## START Records for this exercise

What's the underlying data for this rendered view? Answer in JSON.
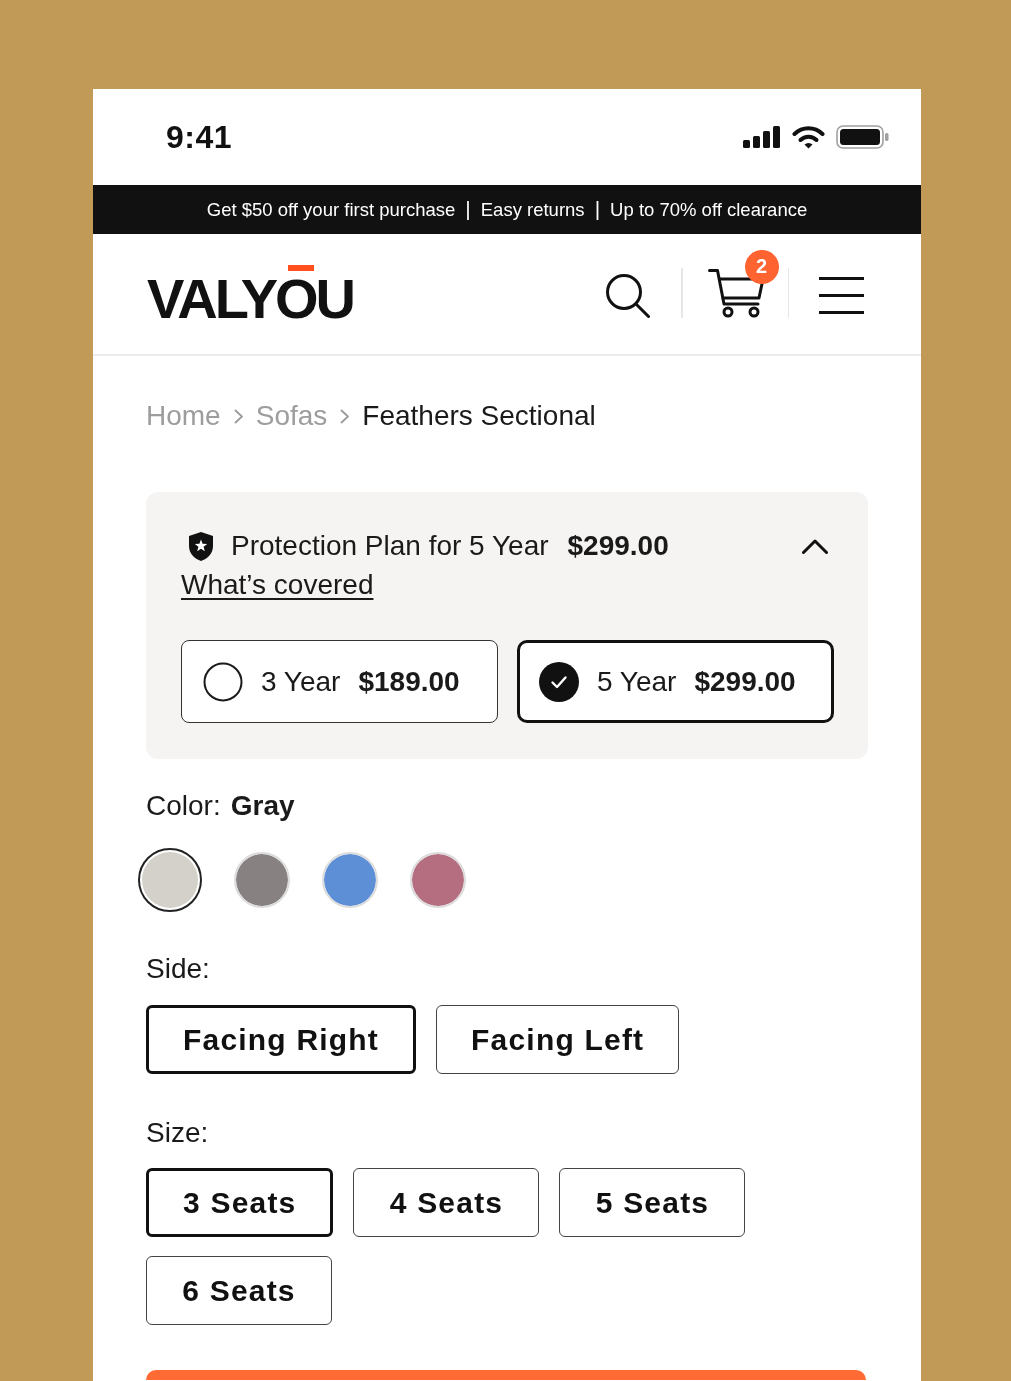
{
  "status_bar": {
    "time": "9:41"
  },
  "promo_bar": [
    {
      "kind": "offer",
      "text": "Get $50 off your first purchase"
    },
    {
      "kind": "separator",
      "text": "|"
    },
    {
      "kind": "offer",
      "text": "Easy returns"
    },
    {
      "kind": "separator",
      "text": "|"
    },
    {
      "kind": "offer",
      "text": "Up to 70% off clearance"
    }
  ],
  "header": {
    "logo": "VALYOU",
    "cart_count": "2"
  },
  "breadcrumb": [
    {
      "label": "Home",
      "current": false
    },
    {
      "label": "Sofas",
      "current": false
    },
    {
      "label": "Feathers Sectional",
      "current": true
    }
  ],
  "protection_plan": {
    "title": "Protection Plan for 5 Year",
    "price": "$299.00",
    "expanded": true,
    "link": "What’s covered",
    "options": [
      {
        "term": "3 Year",
        "price": "$189.00",
        "selected": false
      },
      {
        "term": "5 Year",
        "price": "$299.00",
        "selected": true
      }
    ]
  },
  "color": {
    "label": "Color:",
    "value": "Gray",
    "swatches": [
      {
        "color": "#d4d1cb",
        "selected": true
      },
      {
        "color": "#878281",
        "selected": false
      },
      {
        "color": "#5d8fd6",
        "selected": false
      },
      {
        "color": "#b56e80",
        "selected": false
      }
    ]
  },
  "side": {
    "label": "Side:",
    "options": [
      {
        "label": "Facing Right",
        "selected": true
      },
      {
        "label": "Facing Left",
        "selected": false
      }
    ]
  },
  "size": {
    "label": "Size:",
    "options": [
      {
        "label": "3 Seats",
        "selected": true
      },
      {
        "label": "4 Seats",
        "selected": false
      },
      {
        "label": "5 Seats",
        "selected": false
      },
      {
        "label": "6 Seats",
        "selected": false
      }
    ]
  }
}
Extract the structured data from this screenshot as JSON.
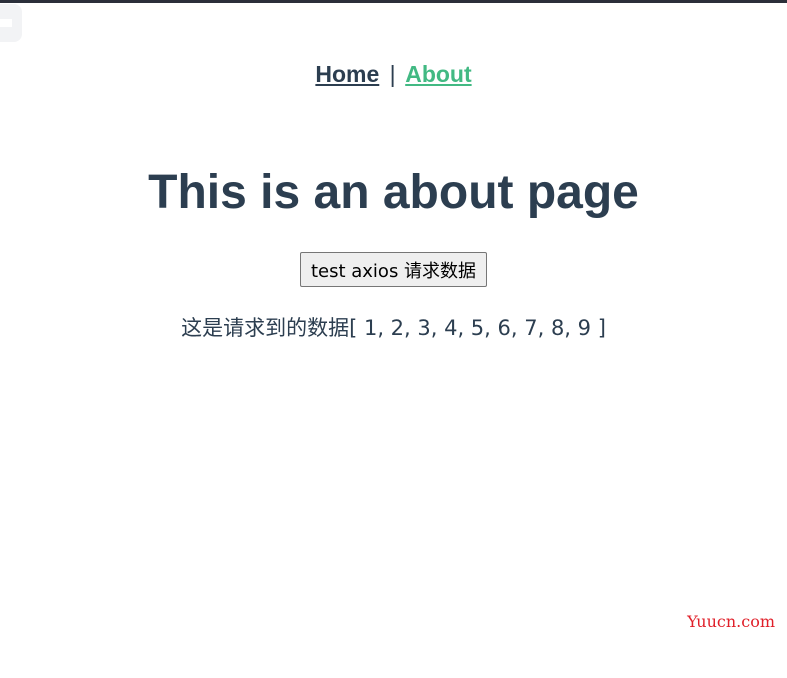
{
  "nav": {
    "home_label": "Home",
    "separator": "|",
    "about_label": "About"
  },
  "main": {
    "title": "This is an about page",
    "button_label": "test axios 请求数据",
    "result_prefix": "这是请求到的数据",
    "result_values": "[ 1, 2, 3, 4, 5, 6, 7, 8, 9 ]"
  },
  "watermark": {
    "text": "Yuucn.com"
  },
  "colors": {
    "text": "#2c3e50",
    "active_link": "#42b983",
    "watermark": "#e0202a"
  }
}
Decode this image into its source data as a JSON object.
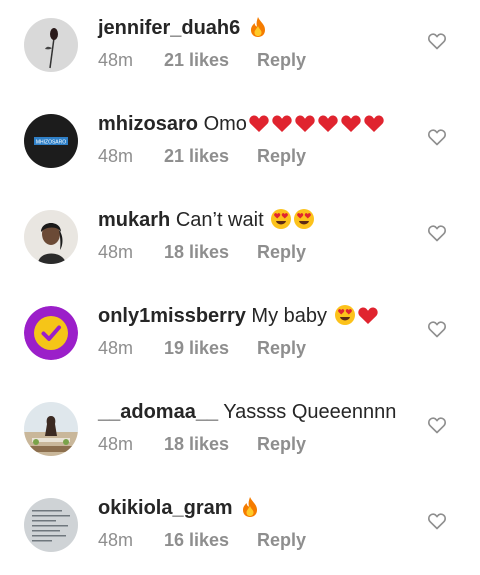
{
  "comments": [
    {
      "username": "jennifer_duah6",
      "text": "",
      "emojis": [
        "fire"
      ],
      "time": "48m",
      "likes": "21 likes",
      "reply": "Reply",
      "avatar": "rose-avatar"
    },
    {
      "username": "mhizosaro",
      "text": "Omo",
      "emojis": [
        "red-heart",
        "red-heart",
        "red-heart",
        "red-heart",
        "red-heart",
        "red-heart"
      ],
      "time": "48m",
      "likes": "21 likes",
      "reply": "Reply",
      "avatar": "logo-avatar",
      "avatar_logo_text": "MHIZOSARO"
    },
    {
      "username": "mukarh",
      "text": "Can’t wait",
      "emojis": [
        "heart-eyes",
        "heart-eyes"
      ],
      "time": "48m",
      "likes": "18 likes",
      "reply": "Reply",
      "avatar": "portrait-avatar"
    },
    {
      "username": "only1missberry",
      "text": "My baby",
      "emojis": [
        "heart-eyes",
        "red-heart"
      ],
      "time": "48m",
      "likes": "19 likes",
      "reply": "Reply",
      "avatar": "check-badge-avatar"
    },
    {
      "username": "__adomaa__",
      "text": "Yassss Queeennnn",
      "emojis": [],
      "time": "48m",
      "likes": "18 likes",
      "reply": "Reply",
      "avatar": "beach-photo-avatar"
    },
    {
      "username": "okikiola_gram",
      "text": "",
      "emojis": [
        "fire"
      ],
      "time": "48m",
      "likes": "16 likes",
      "reply": "Reply",
      "avatar": "text-screenshot-avatar"
    }
  ],
  "colors": {
    "username": "#262626",
    "meta": "#8e8e8e",
    "heart_outline": "#8e8e8e",
    "badge_purple": "#9b1fc9",
    "badge_yellow": "#f5c518"
  }
}
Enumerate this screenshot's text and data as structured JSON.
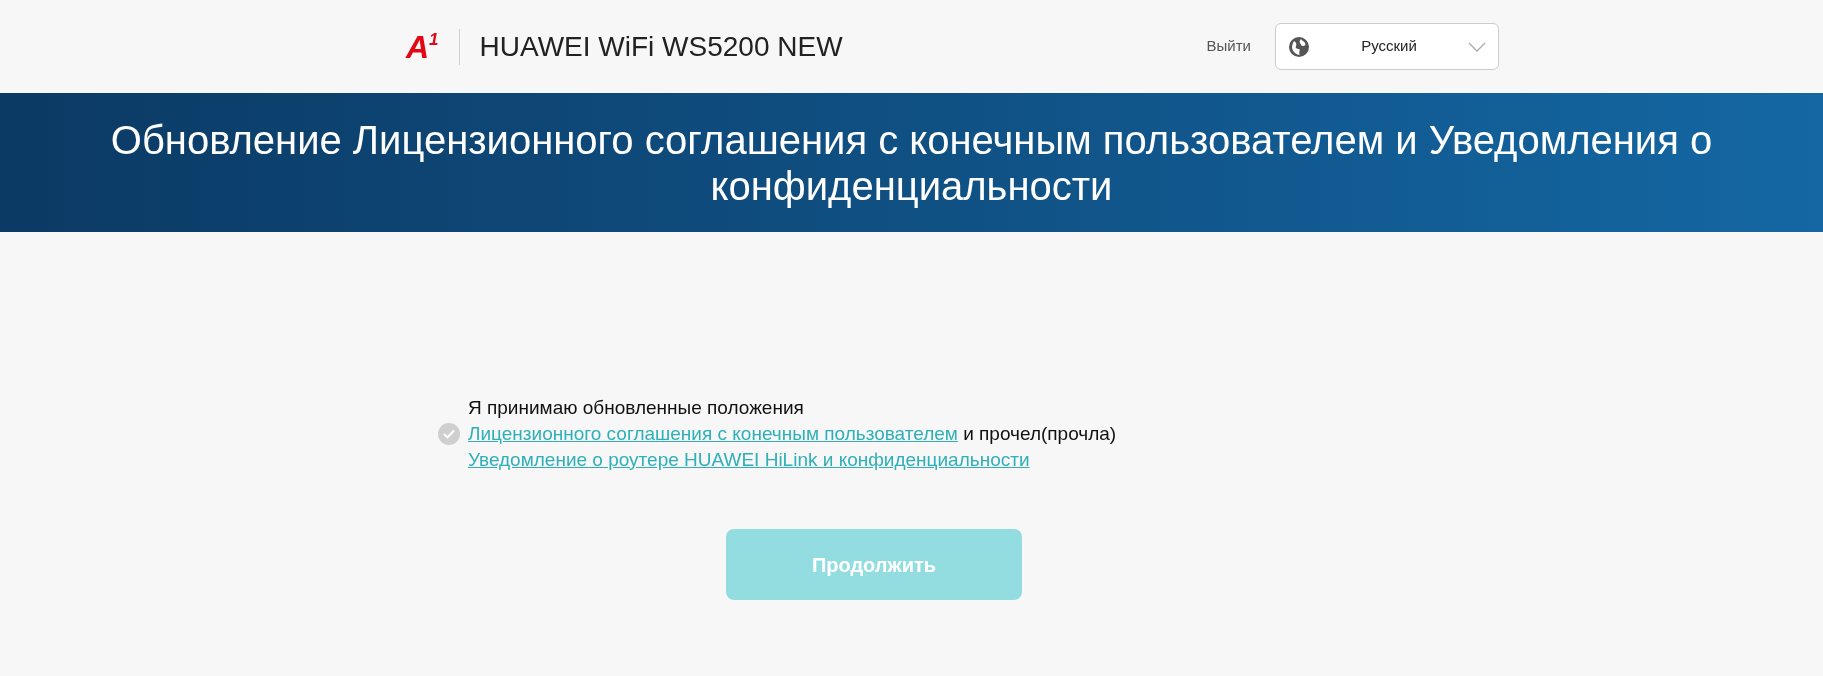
{
  "header": {
    "logo": {
      "letter": "A",
      "sup": "1"
    },
    "product": "HUAWEI WiFi WS5200 NEW",
    "logout": "Выйти",
    "language": "Русский"
  },
  "banner": {
    "title": "Обновление Лицензионного соглашения с конечным пользователем и Уведомления о конфиденциальности"
  },
  "agreement": {
    "checked": false,
    "parts": [
      {
        "kind": "text",
        "text": "Я принимаю обновленные положения"
      },
      {
        "kind": "link",
        "text": "Лицензионного соглашения с конечным пользователем"
      },
      {
        "kind": "text",
        "text": "и прочел(прочла)"
      },
      {
        "kind": "link",
        "text": "Уведомление о роутере HUAWEI HiLink и конфиденциальности"
      }
    ]
  },
  "continue_button": {
    "label": "Продолжить",
    "disabled": true
  }
}
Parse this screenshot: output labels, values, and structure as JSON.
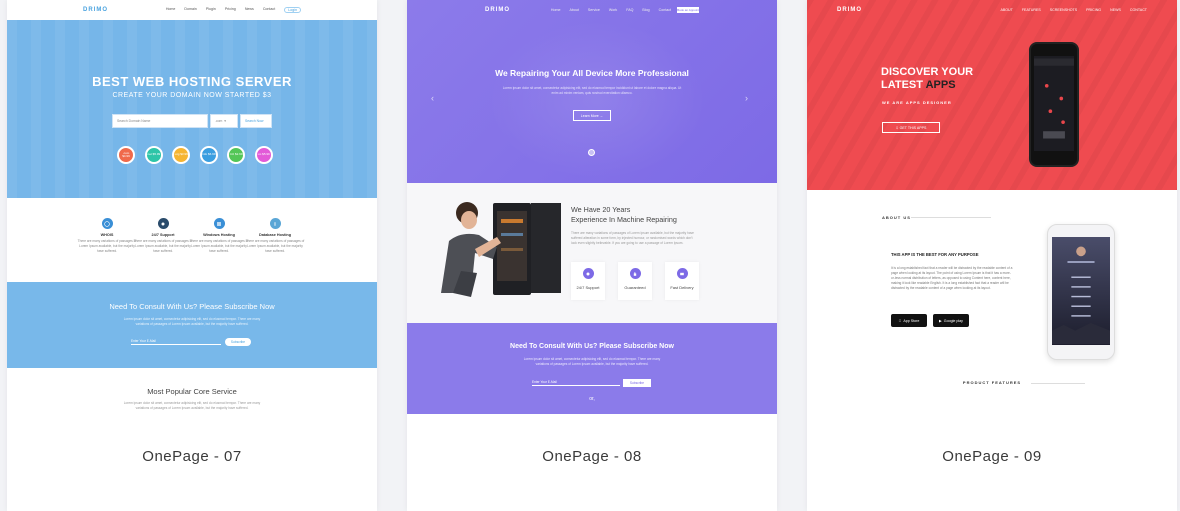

## END Records for this exercise

_Directive_
Excluding the pictures, reproduce every entry exactly as given.

_Reply_
What's the underlying data for this rendered view? Answer in JSON.
{
  "status_bar": {
    "time": "9:41"
  },
  "promo_bar": [
    {
      "kind": "offer",
      "text": "Get $50 off your first purchase"
    },
    {
      "kind": "separator",
      "text": "|"
    },
    {
      "kind": "offer",
      "text": "Easy returns"
    },
    {
      "kind": "separator",
      "text": "|"
    },
    {
      "kind": "offer",
      "text": "Up to 70% off clearance"
    }
  ],
  "header": {
    "logo": "VALYOU",
    "cart_count": "2"
  },
  "breadcrumb": [
    {
      "label": "Home",
      "current": false
    },
    {
      "label": "Sofas",
      "current": false
    },
    {
      "label": "Feathers Sectional",
      "current": true
    }
  ],
  "protection_plan": {
    "title": "Protection Plan for 5 Year",
    "price": "$299.00",
    "expanded": true,
    "link": "What’s covered",
    "options": [
      {
        "term": "3 Year",
        "price": "$189.00",
        "selected": false
      },
      {
        "term": "5 Year",
        "price": "$299.00",
        "selected": true
      }
    ]
  },
  "color": {
    "label": "Color:",
    "value": "Gray",
    "swatches": [
      {
        "color": "#d4d1cb",
        "selected": true
      },
      {
        "color": "#878281",
        "selected": false
      },
      {
        "color": "#5d8fd6",
        "selected": false
      },
      {
        "color": "#b56e80",
        "selected": false
      }
    ]
  },
  "side": {
    "label": "Side:",
    "options": [
      {
        "label": "Facing Right",
        "selected": true
      },
      {
        "label": "Facing Left",
        "selected": false
      }
    ]
  },
  "size": {
    "label": "Size:",
    "options": [
      {
        "label": "3 Seats",
        "selected": true
      },
      {
        "label": "4 Seats",
        "selected": false
      },
      {
        "label": "5 Seats",
        "selected": false
      },
      {
        "label": "6 Seats",
        "selected": false
      }
    ]
  }
}
Extract the structured data from this screenshot as JSON.
{
  "nav": {
    "home_label": "Home",
    "separator": "|",
    "about_label": "About"
  },
  "main": {
    "title": "This is an about page",
    "button_label": "test axios 请求数据",
    "result_prefix": "这是请求到的数据",
    "result_values": "[ 1, 2, 3, 4, 5, 6, 7, 8, 9 ]"
  },
  "watermark": {
    "text": "Yuucn.com"
  },
  "colors": {
    "text": "#2c3e50",
    "active_link": "#42b983",
    "watermark": "#e0202a"
  }
}
Decode this image into its source data as a JSON object.
{
  "comments": [
    {
      "username": "jennifer_duah6",
      "text": "",
      "emojis": [
        "fire"
      ],
      "time": "48m",
      "likes": "21 likes",
      "reply": "Reply",
      "avatar": "rose-avatar"
    },
    {
      "username": "mhizosaro",
      "text": "Omo",
      "emojis": [
        "red-heart",
        "red-heart",
        "red-heart",
        "red-heart",
        "red-heart",
        "red-heart"
      ],
      "time": "48m",
      "likes": "21 likes",
      "reply": "Reply",
      "avatar": "logo-avatar",
      "avatar_logo_text": "MHIZOSARO"
    },
    {
      "username": "mukarh",
      "text": "Can’t wait",
      "emojis": [
        "heart-eyes",
        "heart-eyes"
      ],
      "time": "48m",
      "likes": "18 likes",
      "reply": "Reply",
      "avatar": "portrait-avatar"
    },
    {
      "username": "only1missberry",
      "text": "My baby",
      "emojis": [
        "heart-eyes",
        "red-heart"
      ],
      "time": "48m",
      "likes": "19 likes",
      "reply": "Reply",
      "avatar": "check-badge-avatar"
    },
    {
      "username": "__adomaa__",
      "text": "Yassss Queeennnn",
      "emojis": [],
      "time": "48m",
      "likes": "18 likes",
      "reply": "Reply",
      "avatar": "beach-photo-avatar"
    },
    {
      "username": "okikiola_gram",
      "text": "",
      "emojis": [
        "fire"
      ],
      "time": "48m",
      "likes": "16 likes",
      "reply": "Reply",
      "avatar": "text-screenshot-avatar"
    }
  ],
  "colors": {
    "username": "#262626",
    "meta": "#8e8e8e",
    "heart_outline": "#8e8e8e",
    "badge_purple": "#9b1fc9",
    "badge_yellow": "#f5c518"
  }
}
Enumerate this screenshot's text and data as structured JSON.
{
  "header": {
    "logo": {
      "letter": "A",
      "sup": "1"
    },
    "product": "HUAWEI WiFi WS5200 NEW",
    "logout": "Выйти",
    "language": "Русский"
  },
  "banner": {
    "title": "Обновление Лицензионного соглашения с конечным пользователем и Уведомления о конфиденциальности"
  },
  "agreement": {
    "checked": false,
    "parts": [
      {
        "kind": "text",
        "text": "Я принимаю обновленные положения"
      },
      {
        "kind": "link",
        "text": "Лицензионного соглашения с конечным пользователем"
      },
      {
        "kind": "text",
        "text": "и прочел(прочла)"
      },
      {
        "kind": "link",
        "text": "Уведомление о роутере HUAWEI HiLink и конфиденциальности"
      }
    ]
  },
  "continue_button": {
    "label": "Продолжить",
    "disabled": true
  }
}
Parse this screenshot: output labels, values, and structure as JSON.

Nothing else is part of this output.